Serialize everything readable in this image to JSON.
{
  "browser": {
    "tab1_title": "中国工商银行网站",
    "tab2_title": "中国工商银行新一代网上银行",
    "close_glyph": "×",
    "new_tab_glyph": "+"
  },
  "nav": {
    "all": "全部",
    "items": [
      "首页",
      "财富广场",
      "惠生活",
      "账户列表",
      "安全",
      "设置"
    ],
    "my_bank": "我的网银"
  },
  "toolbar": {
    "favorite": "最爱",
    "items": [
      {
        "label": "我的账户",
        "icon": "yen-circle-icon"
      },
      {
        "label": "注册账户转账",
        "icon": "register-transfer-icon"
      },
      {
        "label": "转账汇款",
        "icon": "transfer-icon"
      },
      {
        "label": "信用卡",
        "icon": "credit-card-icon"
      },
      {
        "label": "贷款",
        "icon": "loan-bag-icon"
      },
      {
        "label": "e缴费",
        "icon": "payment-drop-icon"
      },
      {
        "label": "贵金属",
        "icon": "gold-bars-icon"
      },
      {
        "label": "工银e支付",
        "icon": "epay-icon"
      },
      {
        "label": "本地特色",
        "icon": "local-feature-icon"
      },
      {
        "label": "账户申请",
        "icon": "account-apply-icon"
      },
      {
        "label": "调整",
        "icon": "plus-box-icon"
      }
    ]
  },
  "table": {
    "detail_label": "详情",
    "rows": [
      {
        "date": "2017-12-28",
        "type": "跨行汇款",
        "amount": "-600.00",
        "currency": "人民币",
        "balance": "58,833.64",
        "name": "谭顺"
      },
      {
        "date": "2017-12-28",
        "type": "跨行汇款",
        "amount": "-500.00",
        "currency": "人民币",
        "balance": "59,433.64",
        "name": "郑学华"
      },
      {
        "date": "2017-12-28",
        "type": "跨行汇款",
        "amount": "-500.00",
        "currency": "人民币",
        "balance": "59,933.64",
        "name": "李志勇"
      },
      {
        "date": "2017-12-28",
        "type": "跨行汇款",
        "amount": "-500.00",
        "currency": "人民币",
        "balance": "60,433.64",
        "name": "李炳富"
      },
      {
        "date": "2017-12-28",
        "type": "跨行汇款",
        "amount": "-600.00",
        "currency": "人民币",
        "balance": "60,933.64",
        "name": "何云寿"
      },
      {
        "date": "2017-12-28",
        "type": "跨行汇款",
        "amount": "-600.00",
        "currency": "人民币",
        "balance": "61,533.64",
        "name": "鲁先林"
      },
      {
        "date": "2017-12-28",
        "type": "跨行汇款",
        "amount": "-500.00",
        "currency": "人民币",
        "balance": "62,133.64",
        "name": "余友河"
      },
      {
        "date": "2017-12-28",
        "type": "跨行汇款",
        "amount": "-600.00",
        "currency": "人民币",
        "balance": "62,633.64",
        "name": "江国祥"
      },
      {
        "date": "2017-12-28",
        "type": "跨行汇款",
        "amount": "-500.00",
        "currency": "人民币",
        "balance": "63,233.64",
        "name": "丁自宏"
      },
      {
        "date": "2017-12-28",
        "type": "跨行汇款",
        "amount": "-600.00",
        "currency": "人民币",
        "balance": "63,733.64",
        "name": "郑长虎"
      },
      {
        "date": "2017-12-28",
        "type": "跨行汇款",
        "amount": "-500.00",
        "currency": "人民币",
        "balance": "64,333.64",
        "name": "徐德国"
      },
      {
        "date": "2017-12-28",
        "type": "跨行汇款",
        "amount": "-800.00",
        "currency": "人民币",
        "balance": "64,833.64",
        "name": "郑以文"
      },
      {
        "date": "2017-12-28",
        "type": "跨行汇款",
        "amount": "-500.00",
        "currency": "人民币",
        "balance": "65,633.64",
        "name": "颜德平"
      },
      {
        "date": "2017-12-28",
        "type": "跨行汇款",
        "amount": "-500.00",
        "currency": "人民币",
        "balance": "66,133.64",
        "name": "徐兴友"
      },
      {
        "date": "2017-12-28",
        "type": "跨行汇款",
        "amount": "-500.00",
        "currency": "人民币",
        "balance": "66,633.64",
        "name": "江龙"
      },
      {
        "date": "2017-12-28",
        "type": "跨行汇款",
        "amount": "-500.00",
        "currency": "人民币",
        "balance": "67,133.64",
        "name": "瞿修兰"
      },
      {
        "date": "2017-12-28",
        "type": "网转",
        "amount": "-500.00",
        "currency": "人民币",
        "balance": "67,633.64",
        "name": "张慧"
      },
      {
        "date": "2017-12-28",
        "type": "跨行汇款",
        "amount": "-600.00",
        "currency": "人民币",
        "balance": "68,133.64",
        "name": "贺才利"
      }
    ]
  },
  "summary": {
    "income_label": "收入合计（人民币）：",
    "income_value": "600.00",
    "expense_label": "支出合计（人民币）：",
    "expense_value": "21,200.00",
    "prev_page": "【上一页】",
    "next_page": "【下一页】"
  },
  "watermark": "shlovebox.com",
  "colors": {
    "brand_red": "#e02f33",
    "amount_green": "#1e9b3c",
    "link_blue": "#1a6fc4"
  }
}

### What the task requires
Using the data above, reproduce every line exactly.

### Problem solution
Serialize everything readable in this image to JSON.
{
  "browser": {
    "tab1_title": "中国工商银行网站",
    "tab2_title": "中国工商银行新一代网上银行",
    "close_glyph": "×",
    "new_tab_glyph": "+"
  },
  "nav": {
    "all": "全部",
    "items": [
      "首页",
      "财富广场",
      "惠生活",
      "账户列表",
      "安全",
      "设置"
    ],
    "my_bank": "我的网银"
  },
  "toolbar": {
    "favorite": "最爱",
    "items": [
      {
        "label": "我的账户",
        "icon": "yen-circle-icon"
      },
      {
        "label": "注册账户转账",
        "icon": "register-transfer-icon"
      },
      {
        "label": "转账汇款",
        "icon": "transfer-icon"
      },
      {
        "label": "信用卡",
        "icon": "credit-card-icon"
      },
      {
        "label": "贷款",
        "icon": "loan-bag-icon"
      },
      {
        "label": "e缴费",
        "icon": "payment-drop-icon"
      },
      {
        "label": "贵金属",
        "icon": "gold-bars-icon"
      },
      {
        "label": "工银e支付",
        "icon": "epay-icon"
      },
      {
        "label": "本地特色",
        "icon": "local-feature-icon"
      },
      {
        "label": "账户申请",
        "icon": "account-apply-icon"
      },
      {
        "label": "调整",
        "icon": "plus-box-icon"
      }
    ]
  },
  "table": {
    "detail_label": "详情",
    "rows": [
      {
        "date": "2017-12-28",
        "type": "跨行汇款",
        "amount": "-600.00",
        "currency": "人民币",
        "balance": "58,833.64",
        "name": "谭顺"
      },
      {
        "date": "2017-12-28",
        "type": "跨行汇款",
        "amount": "-500.00",
        "currency": "人民币",
        "balance": "59,433.64",
        "name": "郑学华"
      },
      {
        "date": "2017-12-28",
        "type": "跨行汇款",
        "amount": "-500.00",
        "currency": "人民币",
        "balance": "59,933.64",
        "name": "李志勇"
      },
      {
        "date": "2017-12-28",
        "type": "跨行汇款",
        "amount": "-500.00",
        "currency": "人民币",
        "balance": "60,433.64",
        "name": "李炳富"
      },
      {
        "date": "2017-12-28",
        "type": "跨行汇款",
        "amount": "-600.00",
        "currency": "人民币",
        "balance": "60,933.64",
        "name": "何云寿"
      },
      {
        "date": "2017-12-28",
        "type": "跨行汇款",
        "amount": "-600.00",
        "currency": "人民币",
        "balance": "61,533.64",
        "name": "鲁先林"
      },
      {
        "date": "2017-12-28",
        "type": "跨行汇款",
        "amount": "-500.00",
        "currency": "人民币",
        "balance": "62,133.64",
        "name": "余友河"
      },
      {
        "date": "2017-12-28",
        "type": "跨行汇款",
        "amount": "-600.00",
        "currency": "人民币",
        "balance": "62,633.64",
        "name": "江国祥"
      },
      {
        "date": "2017-12-28",
        "type": "跨行汇款",
        "amount": "-500.00",
        "currency": "人民币",
        "balance": "63,233.64",
        "name": "丁自宏"
      },
      {
        "date": "2017-12-28",
        "type": "跨行汇款",
        "amount": "-600.00",
        "currency": "人民币",
        "balance": "63,733.64",
        "name": "郑长虎"
      },
      {
        "date": "2017-12-28",
        "type": "跨行汇款",
        "amount": "-500.00",
        "currency": "人民币",
        "balance": "64,333.64",
        "name": "徐德国"
      },
      {
        "date": "2017-12-28",
        "type": "跨行汇款",
        "amount": "-800.00",
        "currency": "人民币",
        "balance": "64,833.64",
        "name": "郑以文"
      },
      {
        "date": "2017-12-28",
        "type": "跨行汇款",
        "amount": "-500.00",
        "currency": "人民币",
        "balance": "65,633.64",
        "name": "颜德平"
      },
      {
        "date": "2017-12-28",
        "type": "跨行汇款",
        "amount": "-500.00",
        "currency": "人民币",
        "balance": "66,133.64",
        "name": "徐兴友"
      },
      {
        "date": "2017-12-28",
        "type": "跨行汇款",
        "amount": "-500.00",
        "currency": "人民币",
        "balance": "66,633.64",
        "name": "江龙"
      },
      {
        "date": "2017-12-28",
        "type": "跨行汇款",
        "amount": "-500.00",
        "currency": "人民币",
        "balance": "67,133.64",
        "name": "瞿修兰"
      },
      {
        "date": "2017-12-28",
        "type": "网转",
        "amount": "-500.00",
        "currency": "人民币",
        "balance": "67,633.64",
        "name": "张慧"
      },
      {
        "date": "2017-12-28",
        "type": "跨行汇款",
        "amount": "-600.00",
        "currency": "人民币",
        "balance": "68,133.64",
        "name": "贺才利"
      }
    ]
  },
  "summary": {
    "income_label": "收入合计（人民币）：",
    "income_value": "600.00",
    "expense_label": "支出合计（人民币）：",
    "expense_value": "21,200.00",
    "prev_page": "【上一页】",
    "next_page": "【下一页】"
  },
  "watermark": "shlovebox.com",
  "colors": {
    "brand_red": "#e02f33",
    "amount_green": "#1e9b3c",
    "link_blue": "#1a6fc4"
  }
}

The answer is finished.